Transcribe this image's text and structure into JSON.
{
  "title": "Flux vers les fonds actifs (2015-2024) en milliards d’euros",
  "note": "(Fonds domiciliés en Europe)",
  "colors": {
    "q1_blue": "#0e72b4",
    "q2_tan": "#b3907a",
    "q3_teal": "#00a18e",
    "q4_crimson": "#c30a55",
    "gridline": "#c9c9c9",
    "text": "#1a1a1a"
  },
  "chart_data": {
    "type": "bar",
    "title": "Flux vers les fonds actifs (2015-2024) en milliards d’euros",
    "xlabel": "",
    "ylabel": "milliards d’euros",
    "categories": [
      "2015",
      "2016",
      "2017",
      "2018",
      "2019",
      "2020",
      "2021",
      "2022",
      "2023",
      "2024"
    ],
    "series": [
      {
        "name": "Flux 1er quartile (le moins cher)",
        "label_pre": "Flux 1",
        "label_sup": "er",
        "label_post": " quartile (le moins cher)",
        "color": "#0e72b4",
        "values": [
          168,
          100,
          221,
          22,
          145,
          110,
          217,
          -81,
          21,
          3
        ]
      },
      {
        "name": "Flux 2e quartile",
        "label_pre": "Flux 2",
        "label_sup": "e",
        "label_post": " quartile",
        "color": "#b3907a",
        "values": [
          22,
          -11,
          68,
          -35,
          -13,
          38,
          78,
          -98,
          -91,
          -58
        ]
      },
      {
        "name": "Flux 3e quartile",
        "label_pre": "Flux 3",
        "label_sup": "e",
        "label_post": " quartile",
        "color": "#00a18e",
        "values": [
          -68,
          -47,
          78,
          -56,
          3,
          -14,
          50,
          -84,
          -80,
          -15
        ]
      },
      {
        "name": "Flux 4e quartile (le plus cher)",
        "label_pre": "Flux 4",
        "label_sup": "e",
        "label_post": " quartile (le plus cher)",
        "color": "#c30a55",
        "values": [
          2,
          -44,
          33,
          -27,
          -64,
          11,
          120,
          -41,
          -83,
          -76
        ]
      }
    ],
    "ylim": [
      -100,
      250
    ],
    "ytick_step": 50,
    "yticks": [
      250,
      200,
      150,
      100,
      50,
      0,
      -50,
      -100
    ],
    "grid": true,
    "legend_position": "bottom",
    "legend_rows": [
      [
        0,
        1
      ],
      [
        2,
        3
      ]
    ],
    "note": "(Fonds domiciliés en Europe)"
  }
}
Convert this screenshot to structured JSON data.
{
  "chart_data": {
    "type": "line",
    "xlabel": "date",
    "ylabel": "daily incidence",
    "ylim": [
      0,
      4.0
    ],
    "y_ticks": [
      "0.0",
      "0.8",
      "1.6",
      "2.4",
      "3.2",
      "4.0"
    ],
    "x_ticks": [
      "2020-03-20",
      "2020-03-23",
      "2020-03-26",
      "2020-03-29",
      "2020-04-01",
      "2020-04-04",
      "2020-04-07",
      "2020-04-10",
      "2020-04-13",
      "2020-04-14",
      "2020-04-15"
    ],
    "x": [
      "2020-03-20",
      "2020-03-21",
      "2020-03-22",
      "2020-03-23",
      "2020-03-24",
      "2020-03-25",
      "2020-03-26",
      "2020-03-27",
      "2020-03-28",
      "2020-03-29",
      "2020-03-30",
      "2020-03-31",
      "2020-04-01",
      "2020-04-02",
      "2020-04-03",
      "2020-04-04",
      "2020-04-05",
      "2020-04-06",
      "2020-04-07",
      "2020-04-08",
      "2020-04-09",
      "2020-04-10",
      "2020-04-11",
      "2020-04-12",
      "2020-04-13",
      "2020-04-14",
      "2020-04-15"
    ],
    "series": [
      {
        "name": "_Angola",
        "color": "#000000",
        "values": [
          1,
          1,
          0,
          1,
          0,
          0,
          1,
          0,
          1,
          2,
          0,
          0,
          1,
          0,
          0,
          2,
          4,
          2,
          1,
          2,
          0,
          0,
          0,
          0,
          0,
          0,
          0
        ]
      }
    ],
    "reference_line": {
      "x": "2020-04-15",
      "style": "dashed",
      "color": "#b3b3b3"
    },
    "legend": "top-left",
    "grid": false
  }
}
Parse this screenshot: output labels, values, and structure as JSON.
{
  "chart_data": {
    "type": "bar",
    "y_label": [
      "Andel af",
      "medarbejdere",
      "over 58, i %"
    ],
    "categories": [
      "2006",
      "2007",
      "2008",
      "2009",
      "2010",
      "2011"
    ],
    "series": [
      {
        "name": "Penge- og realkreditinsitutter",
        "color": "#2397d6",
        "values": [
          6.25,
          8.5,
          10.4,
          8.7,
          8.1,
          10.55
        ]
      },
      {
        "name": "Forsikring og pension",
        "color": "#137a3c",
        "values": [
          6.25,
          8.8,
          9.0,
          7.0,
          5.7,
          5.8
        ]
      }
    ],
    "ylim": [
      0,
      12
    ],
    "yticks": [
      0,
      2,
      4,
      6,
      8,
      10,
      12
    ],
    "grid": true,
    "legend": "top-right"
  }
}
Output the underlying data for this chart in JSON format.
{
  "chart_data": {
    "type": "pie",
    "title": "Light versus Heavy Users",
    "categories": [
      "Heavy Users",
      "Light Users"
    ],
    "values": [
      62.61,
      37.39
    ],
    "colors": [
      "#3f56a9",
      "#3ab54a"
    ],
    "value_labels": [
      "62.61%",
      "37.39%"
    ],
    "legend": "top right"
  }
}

········

Find how many lines of the material carry the string "moins". Only the number should be in the answer.

SOLUTION FOR THIS TASK: 2